Read through the entries below and copy each line where "frac" turns up.

(Saved data entries)
=-=-=-=-=

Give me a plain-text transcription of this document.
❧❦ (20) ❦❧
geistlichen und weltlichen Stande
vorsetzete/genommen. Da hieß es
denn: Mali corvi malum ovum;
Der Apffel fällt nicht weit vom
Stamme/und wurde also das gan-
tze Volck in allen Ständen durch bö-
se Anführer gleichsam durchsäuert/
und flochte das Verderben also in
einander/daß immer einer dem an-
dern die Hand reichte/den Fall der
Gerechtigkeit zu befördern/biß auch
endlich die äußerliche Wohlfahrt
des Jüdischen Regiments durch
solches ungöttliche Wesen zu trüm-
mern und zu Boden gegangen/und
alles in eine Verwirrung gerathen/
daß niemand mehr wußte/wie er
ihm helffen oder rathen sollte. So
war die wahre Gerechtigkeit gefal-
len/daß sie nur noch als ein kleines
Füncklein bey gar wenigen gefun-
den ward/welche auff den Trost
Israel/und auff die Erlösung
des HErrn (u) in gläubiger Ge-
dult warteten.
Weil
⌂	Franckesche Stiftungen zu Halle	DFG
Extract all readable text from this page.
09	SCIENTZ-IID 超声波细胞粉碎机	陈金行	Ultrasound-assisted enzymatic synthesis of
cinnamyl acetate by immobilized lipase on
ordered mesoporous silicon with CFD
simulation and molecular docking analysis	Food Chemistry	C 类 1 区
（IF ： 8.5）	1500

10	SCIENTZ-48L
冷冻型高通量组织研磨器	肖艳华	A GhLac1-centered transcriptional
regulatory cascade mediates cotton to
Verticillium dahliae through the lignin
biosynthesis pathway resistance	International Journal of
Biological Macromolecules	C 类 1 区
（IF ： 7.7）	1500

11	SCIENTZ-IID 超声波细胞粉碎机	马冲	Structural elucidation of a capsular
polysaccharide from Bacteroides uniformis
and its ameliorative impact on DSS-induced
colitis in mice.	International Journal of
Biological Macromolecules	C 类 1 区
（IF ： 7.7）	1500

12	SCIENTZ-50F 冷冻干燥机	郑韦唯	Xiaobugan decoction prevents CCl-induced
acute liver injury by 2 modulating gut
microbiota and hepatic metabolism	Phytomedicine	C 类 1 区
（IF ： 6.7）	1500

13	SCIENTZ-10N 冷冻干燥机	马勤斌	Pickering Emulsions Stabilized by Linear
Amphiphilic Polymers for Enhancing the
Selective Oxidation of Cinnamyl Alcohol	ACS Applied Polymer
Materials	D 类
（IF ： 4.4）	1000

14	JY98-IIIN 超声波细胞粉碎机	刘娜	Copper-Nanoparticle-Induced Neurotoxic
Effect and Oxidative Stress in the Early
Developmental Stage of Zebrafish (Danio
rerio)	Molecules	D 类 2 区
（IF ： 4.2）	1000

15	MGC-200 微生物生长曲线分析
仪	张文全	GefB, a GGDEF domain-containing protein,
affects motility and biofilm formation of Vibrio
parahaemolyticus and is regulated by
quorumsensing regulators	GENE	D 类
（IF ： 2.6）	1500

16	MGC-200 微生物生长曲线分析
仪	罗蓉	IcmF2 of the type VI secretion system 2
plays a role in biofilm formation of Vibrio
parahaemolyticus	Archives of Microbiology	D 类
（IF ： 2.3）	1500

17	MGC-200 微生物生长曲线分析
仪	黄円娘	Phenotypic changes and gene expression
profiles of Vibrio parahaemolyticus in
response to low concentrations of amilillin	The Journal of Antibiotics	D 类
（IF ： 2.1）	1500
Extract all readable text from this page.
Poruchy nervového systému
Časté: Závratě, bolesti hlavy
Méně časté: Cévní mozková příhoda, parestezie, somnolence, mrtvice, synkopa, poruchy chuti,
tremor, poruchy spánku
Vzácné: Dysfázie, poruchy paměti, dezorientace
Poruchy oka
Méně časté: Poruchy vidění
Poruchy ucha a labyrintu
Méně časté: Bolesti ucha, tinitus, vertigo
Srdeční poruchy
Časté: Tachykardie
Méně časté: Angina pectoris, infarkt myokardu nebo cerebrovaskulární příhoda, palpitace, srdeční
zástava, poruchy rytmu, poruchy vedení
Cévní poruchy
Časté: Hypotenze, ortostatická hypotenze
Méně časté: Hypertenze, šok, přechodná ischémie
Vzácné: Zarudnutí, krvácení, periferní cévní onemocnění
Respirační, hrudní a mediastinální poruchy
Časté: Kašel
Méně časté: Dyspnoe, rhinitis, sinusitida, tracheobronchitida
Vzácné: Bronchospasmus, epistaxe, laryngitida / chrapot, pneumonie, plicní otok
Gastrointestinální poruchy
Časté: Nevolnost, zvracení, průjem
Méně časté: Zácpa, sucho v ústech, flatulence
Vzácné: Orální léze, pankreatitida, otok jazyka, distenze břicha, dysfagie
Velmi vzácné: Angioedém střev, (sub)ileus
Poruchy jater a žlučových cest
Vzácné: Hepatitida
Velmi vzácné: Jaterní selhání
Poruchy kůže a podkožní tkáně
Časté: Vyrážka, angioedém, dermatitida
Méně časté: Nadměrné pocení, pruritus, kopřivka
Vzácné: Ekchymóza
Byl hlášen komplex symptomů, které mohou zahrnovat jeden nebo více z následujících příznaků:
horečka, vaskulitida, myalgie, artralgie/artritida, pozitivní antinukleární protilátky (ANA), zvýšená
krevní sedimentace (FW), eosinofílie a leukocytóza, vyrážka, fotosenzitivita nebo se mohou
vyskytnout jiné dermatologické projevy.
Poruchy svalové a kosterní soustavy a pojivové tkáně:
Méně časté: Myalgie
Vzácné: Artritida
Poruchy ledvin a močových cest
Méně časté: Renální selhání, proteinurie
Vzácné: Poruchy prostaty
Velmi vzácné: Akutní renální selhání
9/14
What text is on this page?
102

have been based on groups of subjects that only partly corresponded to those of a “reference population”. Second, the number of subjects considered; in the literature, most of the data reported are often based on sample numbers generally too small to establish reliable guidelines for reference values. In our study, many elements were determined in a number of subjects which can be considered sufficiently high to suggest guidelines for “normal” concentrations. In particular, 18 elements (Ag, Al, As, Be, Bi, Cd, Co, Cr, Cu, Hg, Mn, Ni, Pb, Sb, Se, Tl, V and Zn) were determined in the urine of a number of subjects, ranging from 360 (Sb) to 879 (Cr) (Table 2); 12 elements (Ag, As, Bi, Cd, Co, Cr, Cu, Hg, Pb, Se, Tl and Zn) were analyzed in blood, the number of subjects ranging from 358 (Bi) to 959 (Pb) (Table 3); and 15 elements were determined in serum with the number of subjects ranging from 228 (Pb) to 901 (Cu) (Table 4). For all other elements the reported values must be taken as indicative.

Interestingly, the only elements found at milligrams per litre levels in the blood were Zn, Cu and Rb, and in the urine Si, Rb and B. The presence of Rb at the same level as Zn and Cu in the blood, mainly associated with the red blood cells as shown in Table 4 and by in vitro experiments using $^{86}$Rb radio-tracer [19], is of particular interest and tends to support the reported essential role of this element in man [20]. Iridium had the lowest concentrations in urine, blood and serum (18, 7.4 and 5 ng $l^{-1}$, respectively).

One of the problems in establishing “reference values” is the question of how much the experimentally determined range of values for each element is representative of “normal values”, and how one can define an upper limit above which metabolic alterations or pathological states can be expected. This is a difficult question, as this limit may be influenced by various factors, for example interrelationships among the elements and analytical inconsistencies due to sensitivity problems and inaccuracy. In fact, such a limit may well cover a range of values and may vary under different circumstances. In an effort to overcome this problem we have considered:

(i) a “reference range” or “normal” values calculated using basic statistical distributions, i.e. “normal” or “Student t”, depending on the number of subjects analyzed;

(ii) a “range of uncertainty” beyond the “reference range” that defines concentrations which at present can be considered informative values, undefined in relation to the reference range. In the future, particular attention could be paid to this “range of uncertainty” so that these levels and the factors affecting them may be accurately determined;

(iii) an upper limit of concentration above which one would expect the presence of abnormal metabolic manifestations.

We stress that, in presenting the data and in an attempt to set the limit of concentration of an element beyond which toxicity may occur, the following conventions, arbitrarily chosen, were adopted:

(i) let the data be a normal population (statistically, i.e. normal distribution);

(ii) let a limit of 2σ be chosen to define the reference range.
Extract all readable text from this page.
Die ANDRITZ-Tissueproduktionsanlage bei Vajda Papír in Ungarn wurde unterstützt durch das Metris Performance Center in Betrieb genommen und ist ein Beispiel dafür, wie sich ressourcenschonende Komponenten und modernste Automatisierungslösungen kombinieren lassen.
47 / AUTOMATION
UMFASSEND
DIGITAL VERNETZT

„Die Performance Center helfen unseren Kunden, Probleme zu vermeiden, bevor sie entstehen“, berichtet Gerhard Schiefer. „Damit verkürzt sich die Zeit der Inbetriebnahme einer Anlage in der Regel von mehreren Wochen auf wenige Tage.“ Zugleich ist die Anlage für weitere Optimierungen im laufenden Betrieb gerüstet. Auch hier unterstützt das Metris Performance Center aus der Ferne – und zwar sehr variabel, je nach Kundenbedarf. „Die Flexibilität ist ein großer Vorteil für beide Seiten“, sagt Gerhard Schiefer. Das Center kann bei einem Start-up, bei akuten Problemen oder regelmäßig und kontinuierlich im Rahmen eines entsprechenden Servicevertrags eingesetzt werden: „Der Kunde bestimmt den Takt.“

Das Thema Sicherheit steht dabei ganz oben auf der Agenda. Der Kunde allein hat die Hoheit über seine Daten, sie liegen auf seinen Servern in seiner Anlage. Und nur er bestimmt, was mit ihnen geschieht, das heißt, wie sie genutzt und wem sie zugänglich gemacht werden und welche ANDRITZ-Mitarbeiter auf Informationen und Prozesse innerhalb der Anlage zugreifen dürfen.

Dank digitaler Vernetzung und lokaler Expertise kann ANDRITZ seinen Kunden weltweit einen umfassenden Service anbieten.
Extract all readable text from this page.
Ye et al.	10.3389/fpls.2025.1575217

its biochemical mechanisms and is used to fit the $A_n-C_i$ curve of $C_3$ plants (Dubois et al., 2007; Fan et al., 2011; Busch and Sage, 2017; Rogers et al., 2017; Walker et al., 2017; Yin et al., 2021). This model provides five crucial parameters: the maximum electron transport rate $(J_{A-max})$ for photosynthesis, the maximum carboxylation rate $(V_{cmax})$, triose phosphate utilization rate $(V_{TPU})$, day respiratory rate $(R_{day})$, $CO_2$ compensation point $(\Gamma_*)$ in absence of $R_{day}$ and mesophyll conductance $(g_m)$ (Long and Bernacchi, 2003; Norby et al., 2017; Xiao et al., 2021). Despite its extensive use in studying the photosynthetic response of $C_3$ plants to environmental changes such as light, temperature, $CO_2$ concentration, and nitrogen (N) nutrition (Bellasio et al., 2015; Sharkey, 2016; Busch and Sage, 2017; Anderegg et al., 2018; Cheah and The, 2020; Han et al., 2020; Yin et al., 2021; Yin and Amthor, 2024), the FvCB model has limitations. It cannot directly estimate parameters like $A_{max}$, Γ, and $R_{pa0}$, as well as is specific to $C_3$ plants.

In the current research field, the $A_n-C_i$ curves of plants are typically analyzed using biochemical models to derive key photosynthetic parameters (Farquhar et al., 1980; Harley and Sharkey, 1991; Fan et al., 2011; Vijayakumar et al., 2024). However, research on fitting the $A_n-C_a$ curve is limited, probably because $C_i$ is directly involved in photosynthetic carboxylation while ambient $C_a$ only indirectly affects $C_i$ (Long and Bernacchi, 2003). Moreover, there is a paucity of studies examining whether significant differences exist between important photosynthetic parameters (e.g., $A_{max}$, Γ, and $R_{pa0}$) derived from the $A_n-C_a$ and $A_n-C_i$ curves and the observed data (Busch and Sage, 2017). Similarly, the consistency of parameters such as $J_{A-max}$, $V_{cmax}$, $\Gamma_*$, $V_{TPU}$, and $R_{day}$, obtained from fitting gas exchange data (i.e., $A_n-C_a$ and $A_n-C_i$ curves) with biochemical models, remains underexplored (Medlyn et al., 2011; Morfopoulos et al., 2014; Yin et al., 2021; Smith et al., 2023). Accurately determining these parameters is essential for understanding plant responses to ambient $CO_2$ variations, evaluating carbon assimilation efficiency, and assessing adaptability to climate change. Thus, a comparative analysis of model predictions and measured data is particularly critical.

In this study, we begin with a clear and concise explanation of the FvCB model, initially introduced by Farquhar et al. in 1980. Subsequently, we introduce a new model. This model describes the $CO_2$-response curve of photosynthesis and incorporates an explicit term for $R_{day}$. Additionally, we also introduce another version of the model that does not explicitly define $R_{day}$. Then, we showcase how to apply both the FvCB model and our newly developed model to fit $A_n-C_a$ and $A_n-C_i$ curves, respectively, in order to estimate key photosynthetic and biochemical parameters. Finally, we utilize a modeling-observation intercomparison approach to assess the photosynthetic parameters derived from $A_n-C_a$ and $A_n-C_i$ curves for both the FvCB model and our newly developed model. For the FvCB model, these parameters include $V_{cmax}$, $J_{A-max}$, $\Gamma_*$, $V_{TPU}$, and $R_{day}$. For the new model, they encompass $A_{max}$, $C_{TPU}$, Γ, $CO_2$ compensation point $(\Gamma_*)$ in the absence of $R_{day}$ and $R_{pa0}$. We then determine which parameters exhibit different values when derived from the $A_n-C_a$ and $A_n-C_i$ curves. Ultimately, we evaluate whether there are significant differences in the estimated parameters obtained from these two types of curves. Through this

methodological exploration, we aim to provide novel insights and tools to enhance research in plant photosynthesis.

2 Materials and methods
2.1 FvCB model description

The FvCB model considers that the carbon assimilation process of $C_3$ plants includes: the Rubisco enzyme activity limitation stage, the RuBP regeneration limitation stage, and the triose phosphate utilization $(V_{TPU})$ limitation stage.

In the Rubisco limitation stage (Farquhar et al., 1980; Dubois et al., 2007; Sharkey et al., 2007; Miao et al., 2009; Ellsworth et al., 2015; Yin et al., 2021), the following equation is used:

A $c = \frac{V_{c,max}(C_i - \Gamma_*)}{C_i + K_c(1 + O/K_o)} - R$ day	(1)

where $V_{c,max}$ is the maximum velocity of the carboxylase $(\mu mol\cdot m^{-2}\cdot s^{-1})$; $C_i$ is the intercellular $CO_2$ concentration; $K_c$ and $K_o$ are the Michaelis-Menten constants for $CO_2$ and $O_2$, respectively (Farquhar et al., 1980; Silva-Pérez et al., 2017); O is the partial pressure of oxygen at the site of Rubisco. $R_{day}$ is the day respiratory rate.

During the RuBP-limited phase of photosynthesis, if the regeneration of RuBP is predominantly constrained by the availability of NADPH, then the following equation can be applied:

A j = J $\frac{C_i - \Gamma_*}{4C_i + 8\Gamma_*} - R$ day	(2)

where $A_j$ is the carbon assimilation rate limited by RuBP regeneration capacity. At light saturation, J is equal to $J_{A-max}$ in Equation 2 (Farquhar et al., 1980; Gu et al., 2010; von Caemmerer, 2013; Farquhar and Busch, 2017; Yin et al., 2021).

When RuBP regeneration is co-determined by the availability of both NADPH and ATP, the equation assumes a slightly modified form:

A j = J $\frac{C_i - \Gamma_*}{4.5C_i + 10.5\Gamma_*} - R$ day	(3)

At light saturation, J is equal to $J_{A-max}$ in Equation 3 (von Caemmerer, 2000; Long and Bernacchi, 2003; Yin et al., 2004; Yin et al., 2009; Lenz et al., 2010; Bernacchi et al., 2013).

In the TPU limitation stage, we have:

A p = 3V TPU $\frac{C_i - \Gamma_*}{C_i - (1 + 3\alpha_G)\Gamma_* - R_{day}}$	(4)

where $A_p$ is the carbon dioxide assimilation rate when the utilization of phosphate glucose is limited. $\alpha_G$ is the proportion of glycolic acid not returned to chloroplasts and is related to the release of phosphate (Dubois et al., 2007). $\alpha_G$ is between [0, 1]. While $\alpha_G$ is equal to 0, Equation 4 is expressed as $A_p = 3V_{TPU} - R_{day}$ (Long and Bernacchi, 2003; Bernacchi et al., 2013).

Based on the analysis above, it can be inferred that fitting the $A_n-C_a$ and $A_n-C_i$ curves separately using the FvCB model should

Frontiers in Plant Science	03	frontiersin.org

=-=-=-=-=

◆ Output below ◆
A $c = \frac{V_{c,max}(C_i - \Gamma_*)}{C_i + K_c(1 + O/K_o)} - R$ day	(1)
A j = J $\frac{C_i - \Gamma_*}{4C_i + 8\Gamma_*} - R$ day	(2)
A j = J $\frac{C_i - \Gamma_*}{4.5C_i + 10.5\Gamma_*} - R$ day	(3)
A p = 3V TPU $\frac{C_i - \Gamma_*}{C_i - (1 + 3\alpha_G)\Gamma_* - R_{day}}$	(4)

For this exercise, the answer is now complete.